Exercise instructions
Copy out, from the entries below, each line holding the string "octoshop".

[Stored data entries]
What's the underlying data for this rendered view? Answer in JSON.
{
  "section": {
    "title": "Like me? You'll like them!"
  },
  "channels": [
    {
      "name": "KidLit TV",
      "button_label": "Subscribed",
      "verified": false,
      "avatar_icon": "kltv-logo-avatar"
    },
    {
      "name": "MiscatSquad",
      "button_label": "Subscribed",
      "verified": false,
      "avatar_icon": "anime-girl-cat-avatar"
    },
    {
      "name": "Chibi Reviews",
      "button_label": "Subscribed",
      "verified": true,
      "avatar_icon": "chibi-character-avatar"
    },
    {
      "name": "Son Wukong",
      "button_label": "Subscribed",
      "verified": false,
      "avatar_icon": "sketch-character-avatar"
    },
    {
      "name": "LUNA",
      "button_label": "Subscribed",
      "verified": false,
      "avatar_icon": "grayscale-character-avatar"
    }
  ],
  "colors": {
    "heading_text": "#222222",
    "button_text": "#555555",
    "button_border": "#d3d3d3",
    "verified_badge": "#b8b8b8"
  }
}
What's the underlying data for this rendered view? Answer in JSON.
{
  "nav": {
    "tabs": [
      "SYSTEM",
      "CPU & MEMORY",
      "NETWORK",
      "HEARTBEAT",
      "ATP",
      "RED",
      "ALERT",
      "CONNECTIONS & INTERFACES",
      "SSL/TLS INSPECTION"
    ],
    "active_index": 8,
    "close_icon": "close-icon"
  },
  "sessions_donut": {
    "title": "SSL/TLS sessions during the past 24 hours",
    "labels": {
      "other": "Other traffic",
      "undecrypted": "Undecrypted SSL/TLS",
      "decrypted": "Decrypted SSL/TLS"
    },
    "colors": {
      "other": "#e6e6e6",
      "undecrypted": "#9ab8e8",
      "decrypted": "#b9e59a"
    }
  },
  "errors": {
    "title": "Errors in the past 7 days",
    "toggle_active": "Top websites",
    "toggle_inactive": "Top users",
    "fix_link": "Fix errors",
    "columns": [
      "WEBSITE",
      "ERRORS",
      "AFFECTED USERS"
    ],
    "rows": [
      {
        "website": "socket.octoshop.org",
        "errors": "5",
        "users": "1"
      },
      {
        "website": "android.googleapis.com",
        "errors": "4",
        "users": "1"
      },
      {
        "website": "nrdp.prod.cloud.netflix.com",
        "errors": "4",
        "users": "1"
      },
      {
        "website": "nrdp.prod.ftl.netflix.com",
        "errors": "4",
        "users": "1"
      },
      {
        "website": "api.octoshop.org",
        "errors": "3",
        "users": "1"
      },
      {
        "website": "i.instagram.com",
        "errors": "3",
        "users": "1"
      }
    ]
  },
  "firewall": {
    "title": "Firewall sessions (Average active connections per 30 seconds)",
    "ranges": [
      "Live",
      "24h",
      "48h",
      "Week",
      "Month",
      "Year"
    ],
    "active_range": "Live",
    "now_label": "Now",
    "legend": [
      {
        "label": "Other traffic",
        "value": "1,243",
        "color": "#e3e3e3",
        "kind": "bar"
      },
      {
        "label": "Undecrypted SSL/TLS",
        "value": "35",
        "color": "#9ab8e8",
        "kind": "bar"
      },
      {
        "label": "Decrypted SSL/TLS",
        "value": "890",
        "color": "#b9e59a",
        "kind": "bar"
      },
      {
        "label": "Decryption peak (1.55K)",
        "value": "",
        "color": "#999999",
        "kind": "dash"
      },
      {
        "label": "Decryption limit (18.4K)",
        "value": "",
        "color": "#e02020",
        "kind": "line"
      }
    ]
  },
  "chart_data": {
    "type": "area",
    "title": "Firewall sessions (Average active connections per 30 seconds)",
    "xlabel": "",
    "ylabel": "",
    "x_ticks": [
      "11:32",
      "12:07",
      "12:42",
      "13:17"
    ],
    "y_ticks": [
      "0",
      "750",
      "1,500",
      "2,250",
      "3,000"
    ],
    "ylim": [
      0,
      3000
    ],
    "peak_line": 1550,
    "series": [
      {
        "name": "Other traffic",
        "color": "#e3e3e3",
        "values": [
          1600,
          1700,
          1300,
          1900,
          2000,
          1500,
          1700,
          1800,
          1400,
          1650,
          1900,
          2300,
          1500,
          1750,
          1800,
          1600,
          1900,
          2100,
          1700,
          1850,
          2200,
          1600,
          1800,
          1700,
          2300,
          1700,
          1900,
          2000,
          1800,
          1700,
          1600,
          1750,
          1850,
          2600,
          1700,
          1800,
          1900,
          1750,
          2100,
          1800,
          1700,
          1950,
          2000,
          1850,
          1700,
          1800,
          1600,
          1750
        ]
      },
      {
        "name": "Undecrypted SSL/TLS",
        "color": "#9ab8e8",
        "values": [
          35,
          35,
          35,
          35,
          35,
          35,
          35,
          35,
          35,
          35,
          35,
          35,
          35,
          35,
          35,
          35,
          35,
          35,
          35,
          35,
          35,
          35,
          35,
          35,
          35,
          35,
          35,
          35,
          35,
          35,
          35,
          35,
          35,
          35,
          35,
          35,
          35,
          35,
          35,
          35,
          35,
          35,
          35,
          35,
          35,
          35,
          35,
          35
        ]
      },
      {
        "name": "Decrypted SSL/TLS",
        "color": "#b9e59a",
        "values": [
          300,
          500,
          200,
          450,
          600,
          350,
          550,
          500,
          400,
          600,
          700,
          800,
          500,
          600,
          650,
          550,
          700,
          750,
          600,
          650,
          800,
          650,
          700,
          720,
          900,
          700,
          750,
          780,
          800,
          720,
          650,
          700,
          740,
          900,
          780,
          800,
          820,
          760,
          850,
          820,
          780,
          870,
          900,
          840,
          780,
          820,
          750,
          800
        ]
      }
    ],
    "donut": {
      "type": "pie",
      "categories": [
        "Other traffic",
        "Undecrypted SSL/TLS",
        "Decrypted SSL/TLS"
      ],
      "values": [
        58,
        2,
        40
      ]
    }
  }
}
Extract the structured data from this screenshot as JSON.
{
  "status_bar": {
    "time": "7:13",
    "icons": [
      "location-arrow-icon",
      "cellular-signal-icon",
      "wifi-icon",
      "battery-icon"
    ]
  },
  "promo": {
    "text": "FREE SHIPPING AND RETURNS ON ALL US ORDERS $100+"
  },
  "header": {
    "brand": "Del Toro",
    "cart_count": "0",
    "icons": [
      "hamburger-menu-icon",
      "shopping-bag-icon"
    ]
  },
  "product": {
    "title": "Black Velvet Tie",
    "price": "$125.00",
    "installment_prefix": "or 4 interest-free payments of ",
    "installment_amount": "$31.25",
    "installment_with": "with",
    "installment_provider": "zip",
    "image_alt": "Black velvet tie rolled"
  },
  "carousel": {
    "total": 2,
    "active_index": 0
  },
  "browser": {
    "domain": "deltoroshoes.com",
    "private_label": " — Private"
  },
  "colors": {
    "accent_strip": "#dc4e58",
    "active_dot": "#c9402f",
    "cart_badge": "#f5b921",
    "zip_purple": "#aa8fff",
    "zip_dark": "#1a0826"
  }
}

Exercise answer
        "website": "socket.octoshop.org",
        "website": "api.octoshop.org",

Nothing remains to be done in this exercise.